» **Task details**
Leaving the pictures aside, transcribe every line below exactly.

** START OF Records for processing **

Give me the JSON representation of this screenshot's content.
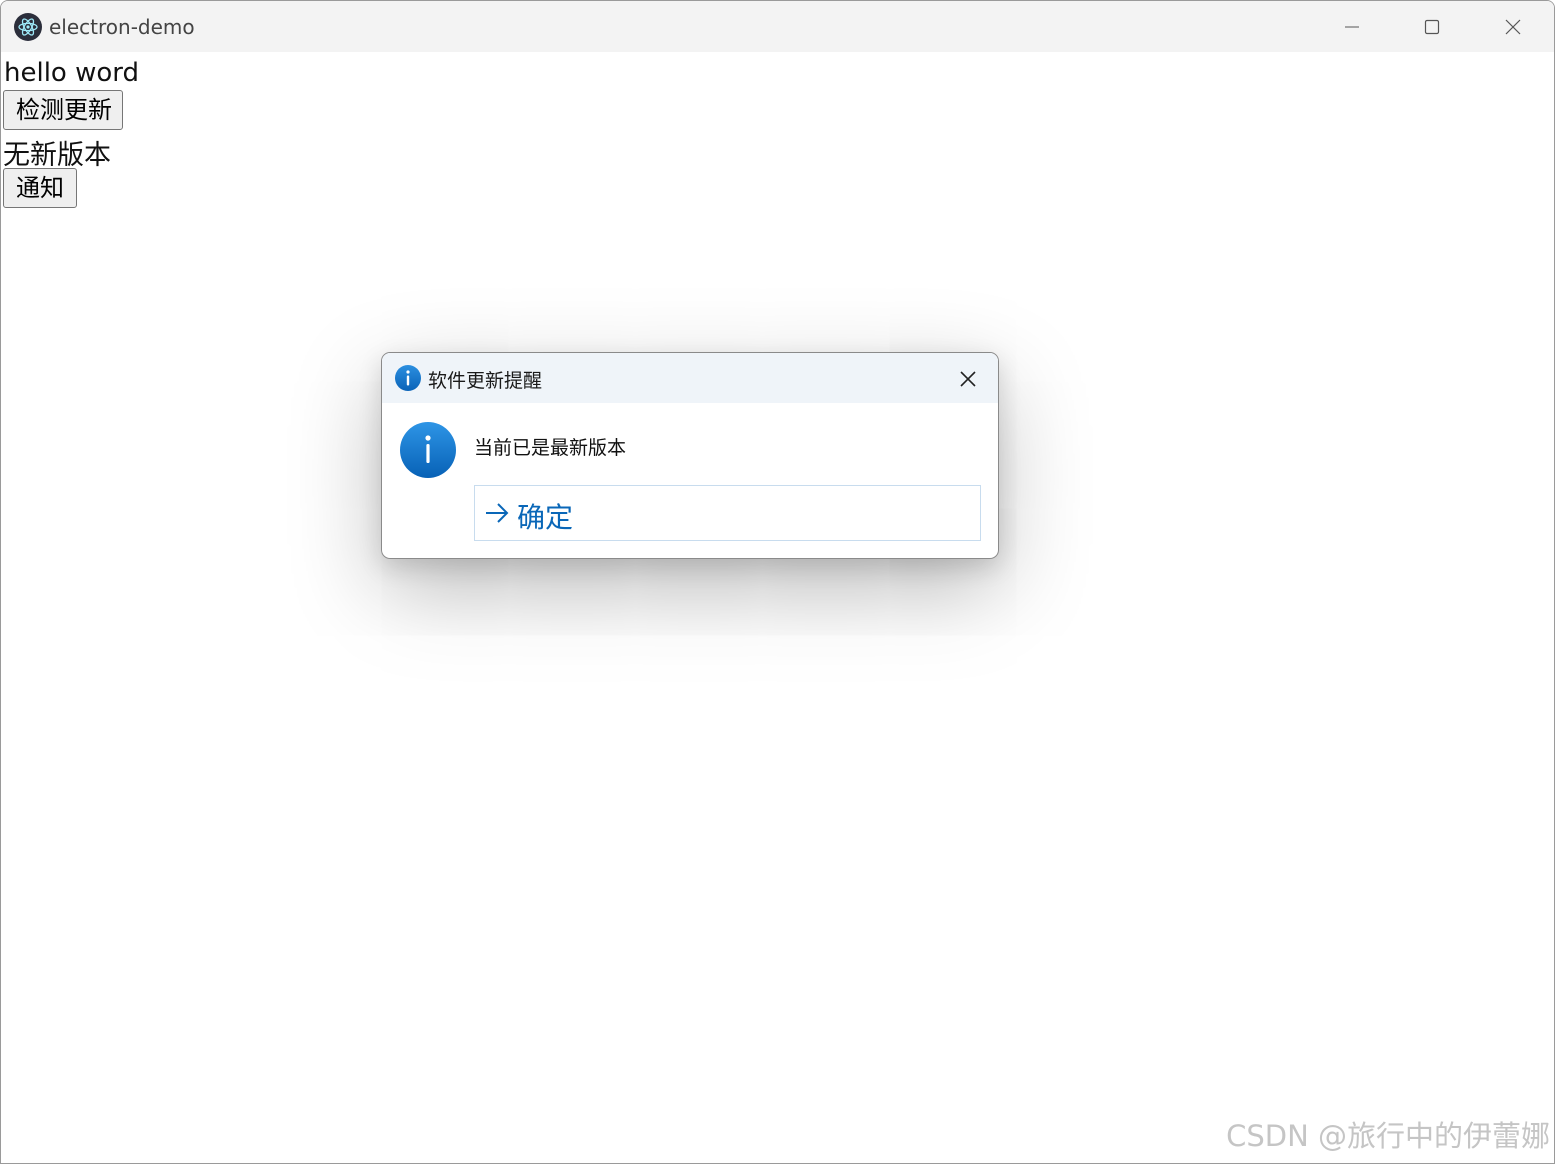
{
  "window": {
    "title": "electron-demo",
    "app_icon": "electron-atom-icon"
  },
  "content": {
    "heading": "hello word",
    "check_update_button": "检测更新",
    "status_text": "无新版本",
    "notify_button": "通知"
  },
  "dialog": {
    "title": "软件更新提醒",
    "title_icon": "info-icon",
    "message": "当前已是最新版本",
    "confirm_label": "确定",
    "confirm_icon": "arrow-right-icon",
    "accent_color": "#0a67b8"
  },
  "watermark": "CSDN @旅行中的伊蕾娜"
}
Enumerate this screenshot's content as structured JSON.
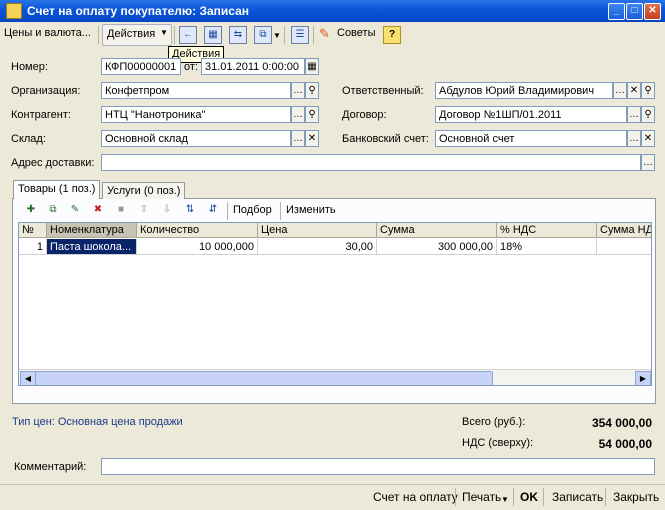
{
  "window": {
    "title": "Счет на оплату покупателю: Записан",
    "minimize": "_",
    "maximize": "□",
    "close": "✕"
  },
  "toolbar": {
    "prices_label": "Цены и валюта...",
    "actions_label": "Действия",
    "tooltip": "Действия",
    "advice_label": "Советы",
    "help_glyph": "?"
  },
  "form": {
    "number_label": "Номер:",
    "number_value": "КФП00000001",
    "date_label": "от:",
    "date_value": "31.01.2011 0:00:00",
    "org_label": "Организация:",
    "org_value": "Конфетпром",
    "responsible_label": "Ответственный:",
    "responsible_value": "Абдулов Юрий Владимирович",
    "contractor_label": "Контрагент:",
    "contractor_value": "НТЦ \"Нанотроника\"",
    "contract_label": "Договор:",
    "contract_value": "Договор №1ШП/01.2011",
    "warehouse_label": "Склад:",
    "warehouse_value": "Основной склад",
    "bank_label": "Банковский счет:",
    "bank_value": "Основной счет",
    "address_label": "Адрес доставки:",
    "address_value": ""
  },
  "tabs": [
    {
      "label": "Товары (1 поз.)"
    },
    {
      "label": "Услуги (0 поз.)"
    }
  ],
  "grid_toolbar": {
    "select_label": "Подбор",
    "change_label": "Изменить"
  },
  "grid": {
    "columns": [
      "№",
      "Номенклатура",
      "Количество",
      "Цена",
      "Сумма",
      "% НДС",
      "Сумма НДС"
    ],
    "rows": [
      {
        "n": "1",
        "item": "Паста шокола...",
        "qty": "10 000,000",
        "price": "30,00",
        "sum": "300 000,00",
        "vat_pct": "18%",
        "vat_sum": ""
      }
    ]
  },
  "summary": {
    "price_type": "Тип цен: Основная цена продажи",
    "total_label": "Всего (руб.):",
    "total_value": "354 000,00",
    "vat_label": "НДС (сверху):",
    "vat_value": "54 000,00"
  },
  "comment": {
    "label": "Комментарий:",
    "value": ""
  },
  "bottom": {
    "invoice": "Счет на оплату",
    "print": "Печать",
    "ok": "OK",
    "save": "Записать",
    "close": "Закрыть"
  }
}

** END OF Records for processing **

» **The completed task**
Give me the JSON representation of this screenshot's content.
{
  "window": {
    "title": "electron-demo",
    "app_icon": "electron-atom-icon"
  },
  "content": {
    "heading": "hello word",
    "check_update_button": "检测更新",
    "status_text": "无新版本",
    "notify_button": "通知"
  },
  "dialog": {
    "title": "软件更新提醒",
    "title_icon": "info-icon",
    "message": "当前已是最新版本",
    "confirm_label": "确定",
    "confirm_icon": "arrow-right-icon",
    "accent_color": "#0a67b8"
  },
  "watermark": "CSDN @旅行中的伊蕾娜"
}
Enumerate this screenshot's content as structured JSON.
{
  "window": {
    "title": "Счет на оплату покупателю: Записан",
    "minimize": "_",
    "maximize": "□",
    "close": "✕"
  },
  "toolbar": {
    "prices_label": "Цены и валюта...",
    "actions_label": "Действия",
    "tooltip": "Действия",
    "advice_label": "Советы",
    "help_glyph": "?"
  },
  "form": {
    "number_label": "Номер:",
    "number_value": "КФП00000001",
    "date_label": "от:",
    "date_value": "31.01.2011 0:00:00",
    "org_label": "Организация:",
    "org_value": "Конфетпром",
    "responsible_label": "Ответственный:",
    "responsible_value": "Абдулов Юрий Владимирович",
    "contractor_label": "Контрагент:",
    "contractor_value": "НТЦ \"Нанотроника\"",
    "contract_label": "Договор:",
    "contract_value": "Договор №1ШП/01.2011",
    "warehouse_label": "Склад:",
    "warehouse_value": "Основной склад",
    "bank_label": "Банковский счет:",
    "bank_value": "Основной счет",
    "address_label": "Адрес доставки:",
    "address_value": ""
  },
  "tabs": [
    {
      "label": "Товары (1 поз.)"
    },
    {
      "label": "Услуги (0 поз.)"
    }
  ],
  "grid_toolbar": {
    "select_label": "Подбор",
    "change_label": "Изменить"
  },
  "grid": {
    "columns": [
      "№",
      "Номенклатура",
      "Количество",
      "Цена",
      "Сумма",
      "% НДС",
      "Сумма НДС"
    ],
    "rows": [
      {
        "n": "1",
        "item": "Паста шокола...",
        "qty": "10 000,000",
        "price": "30,00",
        "sum": "300 000,00",
        "vat_pct": "18%",
        "vat_sum": ""
      }
    ]
  },
  "summary": {
    "price_type": "Тип цен: Основная цена продажи",
    "total_label": "Всего (руб.):",
    "total_value": "354 000,00",
    "vat_label": "НДС (сверху):",
    "vat_value": "54 000,00"
  },
  "comment": {
    "label": "Комментарий:",
    "value": ""
  },
  "bottom": {
    "invoice": "Счет на оплату",
    "print": "Печать",
    "ok": "OK",
    "save": "Записать",
    "close": "Закрыть"
  }
}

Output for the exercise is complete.